> [Saved data entries]:
►
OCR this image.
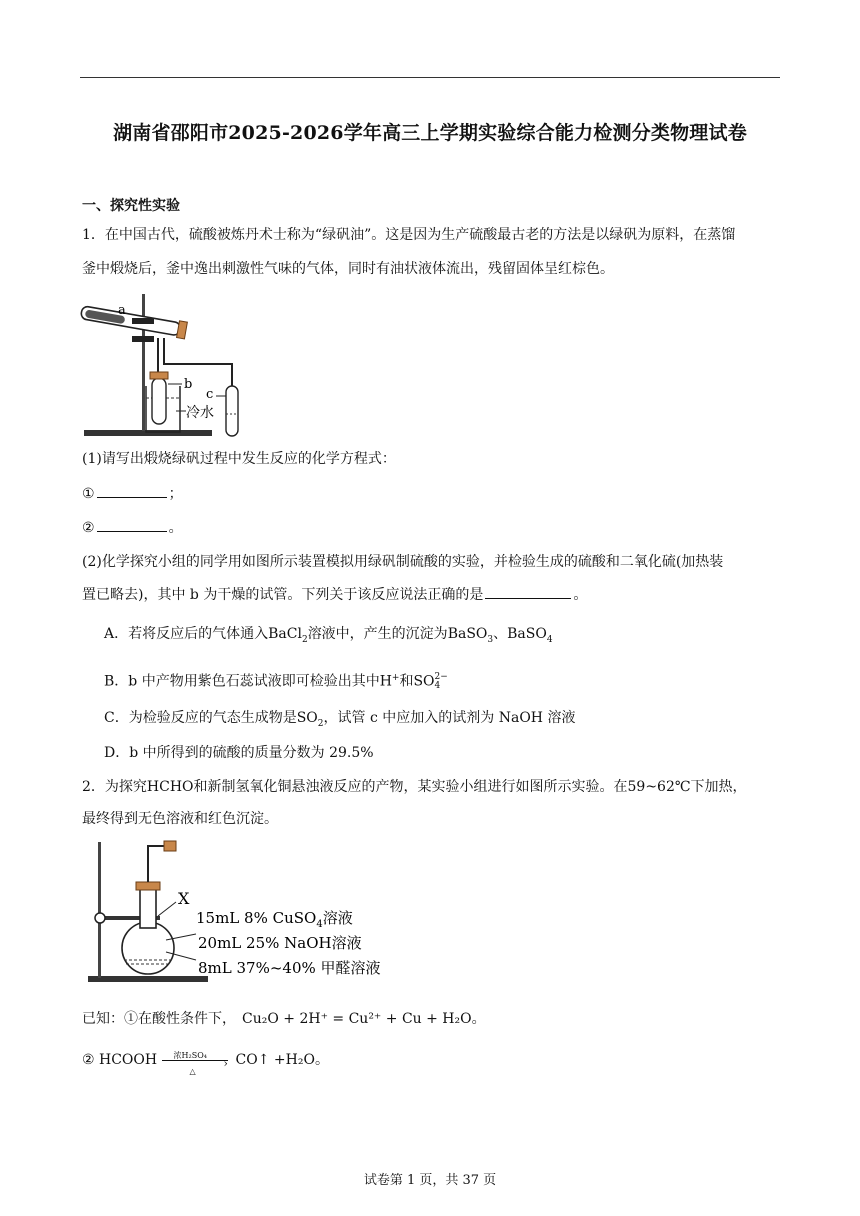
湖南省邵阳市2025-2026学年高三上学期实验综合能力检测分类物理试卷
一、探究性实验
1．在中国古代，硫酸被炼丹术士称为“绿矾油”。这是因为生产硫酸最古老的方法是以绿矾为原料，在蒸馏
釜中煅烧后，釜中逸出刺激性气味的气体，同时有油状液体流出，残留固体呈红棕色。
a
b
c
冷水
(1)请写出煅烧绿矾过程中发生反应的化学方程式：
①	；
②	。
(2)化学探究小组的同学用如图所示装置模拟用绿矾制硫酸的实验，并检验生成的硫酸和二氧化硫(加热装
置已略去)，其中 b 为干燥的试管。下列关于该反应说法正确的是	。
A．若将反应后的气体通入BaCl$_2$溶液中，产生的沉淀为BaSO$_3$、BaSO$_4$
B．b 中产物用紫色石蕊试液即可检验出其中H+和SO 2−
4
C．为检验反应的气态生成物是$SO_2$，试管 c 中应加入的试剂为 NaOH 溶液
D．b 中所得到的硫酸的质量分数为 29.5%
2．为探究HCHO和新制氢氧化铜悬浊液反应的产物，某实验小组进行如图所示实验。在59~62℃下加热，
最终得到无色溶液和红色沉淀。
X
15mL 8% CuSO$_4$溶液
20mL 25% NaOH溶液
8mL 37%~40% 甲醛溶液
已知：①在酸性条件下， Cu₂O + 2H⁺ = Cu²⁺ + Cu + H₂O。
② HCOOH 浓H₂SO₄
›
△
CO↑ +H₂O。
试卷第 1 页，共 37 页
◄
Repeat everything in the records precisely. Images are excluded from the copy.

OCR this image.
湖南省邵阳市2025-2026学年高三上学期实验综合能力检测分类物理试卷
一、探究性实验
1．在中国古代，硫酸被炼丹术士称为“绿矾油”。这是因为生产硫酸最古老的方法是以绿矾为原料，在蒸馏
釜中煅烧后，釜中逸出刺激性气味的气体，同时有油状液体流出，残留固体呈红棕色。
a
b
c
冷水
(1)请写出煅烧绿矾过程中发生反应的化学方程式：
①	；
②	。
(2)化学探究小组的同学用如图所示装置模拟用绿矾制硫酸的实验，并检验生成的硫酸和二氧化硫(加热装
置已略去)，其中 b 为干燥的试管。下列关于该反应说法正确的是	。
A．若将反应后的气体通入BaCl$_2$溶液中，产生的沉淀为BaSO$_3$、BaSO$_4$
B．b 中产物用紫色石蕊试液即可检验出其中H+和SO 2−
4
C．为检验反应的气态生成物是$SO_2$，试管 c 中应加入的试剂为 NaOH 溶液
D．b 中所得到的硫酸的质量分数为 29.5%
2．为探究HCHO和新制氢氧化铜悬浊液反应的产物，某实验小组进行如图所示实验。在59~62℃下加热，
最终得到无色溶液和红色沉淀。
X
15mL 8% CuSO$_4$溶液
20mL 25% NaOH溶液
8mL 37%~40% 甲醛溶液
已知：①在酸性条件下， Cu₂O + 2H⁺ = Cu²⁺ + Cu + H₂O。
② HCOOH 浓H₂SO₄
›
△
CO↑ +H₂O。
试卷第 1 页，共 37 页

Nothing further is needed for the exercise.